# Direction
Filter the records for lines holding the string "Dimension".

======== Information provided ========

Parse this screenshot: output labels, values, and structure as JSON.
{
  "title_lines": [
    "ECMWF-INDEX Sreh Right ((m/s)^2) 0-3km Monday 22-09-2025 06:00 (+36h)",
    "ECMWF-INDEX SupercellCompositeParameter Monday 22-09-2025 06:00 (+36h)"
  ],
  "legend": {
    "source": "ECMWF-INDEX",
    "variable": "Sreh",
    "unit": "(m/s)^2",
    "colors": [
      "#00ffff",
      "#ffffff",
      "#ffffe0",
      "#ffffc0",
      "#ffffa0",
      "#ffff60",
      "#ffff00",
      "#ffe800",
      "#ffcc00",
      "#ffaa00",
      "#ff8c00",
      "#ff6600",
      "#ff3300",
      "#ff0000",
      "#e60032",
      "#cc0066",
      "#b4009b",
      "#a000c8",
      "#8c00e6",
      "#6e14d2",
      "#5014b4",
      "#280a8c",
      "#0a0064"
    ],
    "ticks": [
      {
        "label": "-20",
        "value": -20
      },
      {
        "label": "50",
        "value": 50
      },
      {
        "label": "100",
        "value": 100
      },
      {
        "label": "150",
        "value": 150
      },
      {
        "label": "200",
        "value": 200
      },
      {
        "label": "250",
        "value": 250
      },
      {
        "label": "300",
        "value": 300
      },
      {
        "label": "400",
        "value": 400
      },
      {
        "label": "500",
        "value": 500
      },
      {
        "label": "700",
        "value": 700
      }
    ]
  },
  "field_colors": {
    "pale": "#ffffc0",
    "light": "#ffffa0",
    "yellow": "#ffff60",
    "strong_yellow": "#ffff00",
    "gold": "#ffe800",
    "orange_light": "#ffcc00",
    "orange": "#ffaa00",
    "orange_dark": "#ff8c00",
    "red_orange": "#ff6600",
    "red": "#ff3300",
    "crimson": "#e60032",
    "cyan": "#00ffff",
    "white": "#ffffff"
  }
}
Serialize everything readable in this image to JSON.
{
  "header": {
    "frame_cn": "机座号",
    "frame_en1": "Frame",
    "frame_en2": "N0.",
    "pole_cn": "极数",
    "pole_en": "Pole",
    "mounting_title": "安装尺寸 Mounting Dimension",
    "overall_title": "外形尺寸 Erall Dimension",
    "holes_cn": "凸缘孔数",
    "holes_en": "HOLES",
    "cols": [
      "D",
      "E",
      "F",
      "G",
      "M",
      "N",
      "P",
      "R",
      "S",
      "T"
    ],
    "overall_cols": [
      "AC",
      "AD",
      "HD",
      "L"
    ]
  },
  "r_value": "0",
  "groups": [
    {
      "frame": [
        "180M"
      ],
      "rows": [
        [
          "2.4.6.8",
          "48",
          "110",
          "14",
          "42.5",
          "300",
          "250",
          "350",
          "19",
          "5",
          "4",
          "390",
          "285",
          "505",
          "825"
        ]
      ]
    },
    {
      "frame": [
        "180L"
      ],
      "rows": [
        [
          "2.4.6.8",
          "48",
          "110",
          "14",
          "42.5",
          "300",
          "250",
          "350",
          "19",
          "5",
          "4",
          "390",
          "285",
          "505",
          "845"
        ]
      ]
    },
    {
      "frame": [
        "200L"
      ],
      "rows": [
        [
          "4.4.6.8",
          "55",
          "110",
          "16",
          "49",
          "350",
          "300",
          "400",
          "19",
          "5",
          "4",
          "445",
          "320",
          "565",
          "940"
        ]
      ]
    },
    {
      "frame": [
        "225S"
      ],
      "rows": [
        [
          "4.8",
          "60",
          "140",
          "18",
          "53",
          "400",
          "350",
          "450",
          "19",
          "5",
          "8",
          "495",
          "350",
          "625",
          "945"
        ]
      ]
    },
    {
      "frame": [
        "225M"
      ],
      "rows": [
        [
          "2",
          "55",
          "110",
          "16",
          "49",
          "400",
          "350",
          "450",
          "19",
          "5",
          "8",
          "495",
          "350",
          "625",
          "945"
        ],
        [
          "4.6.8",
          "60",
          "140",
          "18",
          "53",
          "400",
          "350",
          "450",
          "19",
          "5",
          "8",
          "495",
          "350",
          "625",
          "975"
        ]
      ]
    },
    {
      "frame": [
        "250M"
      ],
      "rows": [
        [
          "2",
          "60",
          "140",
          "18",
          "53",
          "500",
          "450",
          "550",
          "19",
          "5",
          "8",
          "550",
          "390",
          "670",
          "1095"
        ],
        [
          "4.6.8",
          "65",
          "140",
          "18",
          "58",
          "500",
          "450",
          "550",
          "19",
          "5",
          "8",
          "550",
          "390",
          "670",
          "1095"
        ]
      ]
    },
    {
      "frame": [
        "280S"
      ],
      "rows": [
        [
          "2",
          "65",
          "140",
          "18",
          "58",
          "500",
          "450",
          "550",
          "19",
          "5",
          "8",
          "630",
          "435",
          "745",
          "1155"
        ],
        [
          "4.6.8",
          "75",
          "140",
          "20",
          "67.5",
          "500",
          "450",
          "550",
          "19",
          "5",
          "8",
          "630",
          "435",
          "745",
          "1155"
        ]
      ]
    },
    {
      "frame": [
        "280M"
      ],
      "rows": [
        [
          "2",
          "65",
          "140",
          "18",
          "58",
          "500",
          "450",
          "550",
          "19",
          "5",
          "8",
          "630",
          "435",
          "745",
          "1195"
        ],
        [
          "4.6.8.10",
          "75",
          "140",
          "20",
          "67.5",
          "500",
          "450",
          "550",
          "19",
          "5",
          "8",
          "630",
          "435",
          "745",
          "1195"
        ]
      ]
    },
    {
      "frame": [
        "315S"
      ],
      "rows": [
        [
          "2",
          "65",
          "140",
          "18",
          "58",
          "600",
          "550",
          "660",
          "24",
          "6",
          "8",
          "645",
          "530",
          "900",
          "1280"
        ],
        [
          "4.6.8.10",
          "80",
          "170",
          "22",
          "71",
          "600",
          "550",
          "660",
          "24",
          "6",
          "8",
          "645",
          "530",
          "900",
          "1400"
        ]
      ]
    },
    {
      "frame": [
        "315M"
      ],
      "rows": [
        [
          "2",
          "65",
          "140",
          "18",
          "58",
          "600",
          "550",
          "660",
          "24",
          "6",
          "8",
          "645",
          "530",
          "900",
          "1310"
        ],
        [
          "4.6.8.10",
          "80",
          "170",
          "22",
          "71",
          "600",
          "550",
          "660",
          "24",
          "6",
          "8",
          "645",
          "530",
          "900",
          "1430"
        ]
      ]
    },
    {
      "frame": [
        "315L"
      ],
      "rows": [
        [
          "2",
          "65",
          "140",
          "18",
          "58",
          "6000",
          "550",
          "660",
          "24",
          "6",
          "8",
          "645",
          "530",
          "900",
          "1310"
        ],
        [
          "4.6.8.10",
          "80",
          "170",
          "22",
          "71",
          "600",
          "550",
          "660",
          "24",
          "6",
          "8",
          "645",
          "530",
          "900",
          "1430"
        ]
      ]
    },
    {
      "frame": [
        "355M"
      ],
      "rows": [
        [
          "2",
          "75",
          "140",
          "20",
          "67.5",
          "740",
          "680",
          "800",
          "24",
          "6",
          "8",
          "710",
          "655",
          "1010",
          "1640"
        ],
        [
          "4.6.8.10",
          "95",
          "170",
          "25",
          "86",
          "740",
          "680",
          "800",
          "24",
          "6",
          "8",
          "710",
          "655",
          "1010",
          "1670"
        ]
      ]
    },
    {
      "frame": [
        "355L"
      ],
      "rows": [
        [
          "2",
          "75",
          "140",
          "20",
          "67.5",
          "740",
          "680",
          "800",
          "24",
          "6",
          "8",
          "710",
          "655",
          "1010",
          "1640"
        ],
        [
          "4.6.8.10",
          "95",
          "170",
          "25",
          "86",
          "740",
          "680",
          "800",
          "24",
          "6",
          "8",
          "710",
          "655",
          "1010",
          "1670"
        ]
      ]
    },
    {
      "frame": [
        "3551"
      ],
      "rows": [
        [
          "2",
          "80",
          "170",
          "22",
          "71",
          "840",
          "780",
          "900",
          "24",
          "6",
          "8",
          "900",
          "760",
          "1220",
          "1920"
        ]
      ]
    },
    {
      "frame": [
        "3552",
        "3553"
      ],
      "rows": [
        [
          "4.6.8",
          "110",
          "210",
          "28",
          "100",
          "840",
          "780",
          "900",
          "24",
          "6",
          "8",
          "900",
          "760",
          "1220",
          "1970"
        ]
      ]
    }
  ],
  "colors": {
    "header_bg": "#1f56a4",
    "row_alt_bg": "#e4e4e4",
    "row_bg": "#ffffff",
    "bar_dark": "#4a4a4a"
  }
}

========

# Answer for this exercise
    "mounting_title": "安装尺寸 Mounting Dimension",
    "overall_title": "外形尺寸 Erall Dimension",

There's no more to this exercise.